What you should do
Quote every line as given.

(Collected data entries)
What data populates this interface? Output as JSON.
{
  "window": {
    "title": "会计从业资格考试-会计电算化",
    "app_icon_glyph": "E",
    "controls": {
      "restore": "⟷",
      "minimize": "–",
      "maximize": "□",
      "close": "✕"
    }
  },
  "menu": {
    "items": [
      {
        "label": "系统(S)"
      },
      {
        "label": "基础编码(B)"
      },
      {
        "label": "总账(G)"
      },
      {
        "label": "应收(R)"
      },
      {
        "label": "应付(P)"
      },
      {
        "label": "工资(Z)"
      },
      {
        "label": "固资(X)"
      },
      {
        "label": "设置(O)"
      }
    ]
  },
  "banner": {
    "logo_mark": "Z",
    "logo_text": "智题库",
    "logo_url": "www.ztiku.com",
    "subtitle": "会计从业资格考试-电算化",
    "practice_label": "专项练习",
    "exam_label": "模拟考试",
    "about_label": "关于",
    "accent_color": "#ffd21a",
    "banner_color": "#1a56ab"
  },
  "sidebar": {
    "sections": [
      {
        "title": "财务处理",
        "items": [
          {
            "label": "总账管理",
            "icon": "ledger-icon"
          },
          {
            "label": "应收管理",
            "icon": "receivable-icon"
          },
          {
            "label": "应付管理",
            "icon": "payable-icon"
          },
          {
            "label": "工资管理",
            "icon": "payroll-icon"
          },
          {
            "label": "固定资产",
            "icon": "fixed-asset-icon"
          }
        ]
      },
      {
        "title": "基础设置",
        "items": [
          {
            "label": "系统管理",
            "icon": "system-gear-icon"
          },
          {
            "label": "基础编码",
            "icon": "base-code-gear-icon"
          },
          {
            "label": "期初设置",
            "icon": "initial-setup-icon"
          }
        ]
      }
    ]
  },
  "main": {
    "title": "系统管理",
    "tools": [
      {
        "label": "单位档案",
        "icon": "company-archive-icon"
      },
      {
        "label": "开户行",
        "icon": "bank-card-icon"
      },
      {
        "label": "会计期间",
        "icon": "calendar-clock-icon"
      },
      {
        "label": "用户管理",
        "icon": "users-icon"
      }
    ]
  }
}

Answer
What data populates this interface? Output as JSON.
{
  "window": {
    "title": "会计从业资格考试-会计电算化",
    "app_icon_glyph": "E",
    "controls": {
      "restore": "⟷",
      "minimize": "–",
      "maximize": "□",
      "close": "✕"
    }
  },
  "menu": {
    "items": [
      {
        "label": "系统(S)"
      },
      {
        "label": "基础编码(B)"
      },
      {
        "label": "总账(G)"
      },
      {
        "label": "应收(R)"
      },
      {
        "label": "应付(P)"
      },
      {
        "label": "工资(Z)"
      },
      {
        "label": "固资(X)"
      },
      {
        "label": "设置(O)"
      }
    ]
  },
  "banner": {
    "logo_mark": "Z",
    "logo_text": "智题库",
    "logo_url": "www.ztiku.com",
    "subtitle": "会计从业资格考试-电算化",
    "practice_label": "专项练习",
    "exam_label": "模拟考试",
    "about_label": "关于",
    "accent_color": "#ffd21a",
    "banner_color": "#1a56ab"
  },
  "sidebar": {
    "sections": [
      {
        "title": "财务处理",
        "items": [
          {
            "label": "总账管理",
            "icon": "ledger-icon"
          },
          {
            "label": "应收管理",
            "icon": "receivable-icon"
          },
          {
            "label": "应付管理",
            "icon": "payable-icon"
          },
          {
            "label": "工资管理",
            "icon": "payroll-icon"
          },
          {
            "label": "固定资产",
            "icon": "fixed-asset-icon"
          }
        ]
      },
      {
        "title": "基础设置",
        "items": [
          {
            "label": "系统管理",
            "icon": "system-gear-icon"
          },
          {
            "label": "基础编码",
            "icon": "base-code-gear-icon"
          },
          {
            "label": "期初设置",
            "icon": "initial-setup-icon"
          }
        ]
      }
    ]
  },
  "main": {
    "title": "系统管理",
    "tools": [
      {
        "label": "单位档案",
        "icon": "company-archive-icon"
      },
      {
        "label": "开户行",
        "icon": "bank-card-icon"
      },
      {
        "label": "会计期间",
        "icon": "calendar-clock-icon"
      },
      {
        "label": "用户管理",
        "icon": "users-icon"
      }
    ]
  }
}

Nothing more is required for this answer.